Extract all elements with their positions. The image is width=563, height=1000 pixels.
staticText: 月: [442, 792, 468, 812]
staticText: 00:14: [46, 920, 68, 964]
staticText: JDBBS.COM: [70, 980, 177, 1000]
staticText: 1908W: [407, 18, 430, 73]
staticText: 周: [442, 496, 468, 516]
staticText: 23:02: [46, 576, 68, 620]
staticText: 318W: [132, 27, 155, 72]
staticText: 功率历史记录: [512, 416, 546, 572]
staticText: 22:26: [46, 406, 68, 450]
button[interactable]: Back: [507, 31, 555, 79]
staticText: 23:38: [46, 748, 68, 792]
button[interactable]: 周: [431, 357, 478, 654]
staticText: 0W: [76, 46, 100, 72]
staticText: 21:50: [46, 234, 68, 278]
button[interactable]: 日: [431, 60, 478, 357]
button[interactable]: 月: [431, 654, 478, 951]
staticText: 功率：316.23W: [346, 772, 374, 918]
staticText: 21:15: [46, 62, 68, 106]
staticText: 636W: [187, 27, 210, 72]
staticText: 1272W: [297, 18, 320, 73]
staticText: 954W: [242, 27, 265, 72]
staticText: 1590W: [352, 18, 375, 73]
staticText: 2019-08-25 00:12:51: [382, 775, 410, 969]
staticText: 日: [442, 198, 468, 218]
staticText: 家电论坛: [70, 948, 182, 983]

*STATED EXERCISE*: Transcribe every one of the lines above without any change.

*SOLVED PROBLEM*:
Extract all elements with their positions. The image is width=563, height=1000 pixels.
staticText: 月: [442, 792, 468, 812]
staticText: 00:14: [46, 920, 68, 964]
staticText: JDBBS.COM: [70, 980, 177, 1000]
staticText: 1908W: [407, 18, 430, 73]
staticText: 周: [442, 496, 468, 516]
staticText: 23:02: [46, 576, 68, 620]
staticText: 318W: [132, 27, 155, 72]
staticText: 功率历史记录: [512, 416, 546, 572]
staticText: 22:26: [46, 406, 68, 450]
button[interactable]: Back: [507, 31, 555, 79]
staticText: 23:38: [46, 748, 68, 792]
button[interactable]: 周: [431, 357, 478, 654]
staticText: 0W: [76, 46, 100, 72]
staticText: 21:50: [46, 234, 68, 278]
button[interactable]: 日: [431, 60, 478, 357]
button[interactable]: 月: [431, 654, 478, 951]
staticText: 功率：316.23W: [346, 772, 374, 918]
staticText: 21:15: [46, 62, 68, 106]
staticText: 636W: [187, 27, 210, 72]
staticText: 1272W: [297, 18, 320, 73]
staticText: 954W: [242, 27, 265, 72]
staticText: 1590W: [352, 18, 375, 73]
staticText: 2019-08-25 00:12:51: [382, 775, 410, 969]
staticText: 日: [442, 198, 468, 218]
staticText: 家电论坛: [70, 948, 182, 983]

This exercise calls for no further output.